▶ _WHAT YOU NEED TO DO_
Restate the entries word for word, omitting nothing.

Lines of data:
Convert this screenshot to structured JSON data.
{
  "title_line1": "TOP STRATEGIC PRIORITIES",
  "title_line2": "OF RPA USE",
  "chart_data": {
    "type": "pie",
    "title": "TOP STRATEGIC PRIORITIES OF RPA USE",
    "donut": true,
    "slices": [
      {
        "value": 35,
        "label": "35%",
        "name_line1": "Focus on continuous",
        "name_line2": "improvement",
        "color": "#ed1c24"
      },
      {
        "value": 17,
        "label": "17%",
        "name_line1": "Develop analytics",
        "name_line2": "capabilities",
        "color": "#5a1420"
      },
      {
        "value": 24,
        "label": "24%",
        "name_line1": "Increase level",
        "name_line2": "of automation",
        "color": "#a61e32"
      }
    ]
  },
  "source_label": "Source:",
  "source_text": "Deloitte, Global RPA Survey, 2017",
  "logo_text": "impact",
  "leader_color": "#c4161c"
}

▶ _RESULT OF THIS EXERCISE_
Convert this screenshot to structured JSON data.
{
  "title_line1": "TOP STRATEGIC PRIORITIES",
  "title_line2": "OF RPA USE",
  "chart_data": {
    "type": "pie",
    "title": "TOP STRATEGIC PRIORITIES OF RPA USE",
    "donut": true,
    "slices": [
      {
        "value": 35,
        "label": "35%",
        "name_line1": "Focus on continuous",
        "name_line2": "improvement",
        "color": "#ed1c24"
      },
      {
        "value": 17,
        "label": "17%",
        "name_line1": "Develop analytics",
        "name_line2": "capabilities",
        "color": "#5a1420"
      },
      {
        "value": 24,
        "label": "24%",
        "name_line1": "Increase level",
        "name_line2": "of automation",
        "color": "#a61e32"
      }
    ]
  },
  "source_label": "Source:",
  "source_text": "Deloitte, Global RPA Survey, 2017",
  "logo_text": "impact",
  "leader_color": "#c4161c"
}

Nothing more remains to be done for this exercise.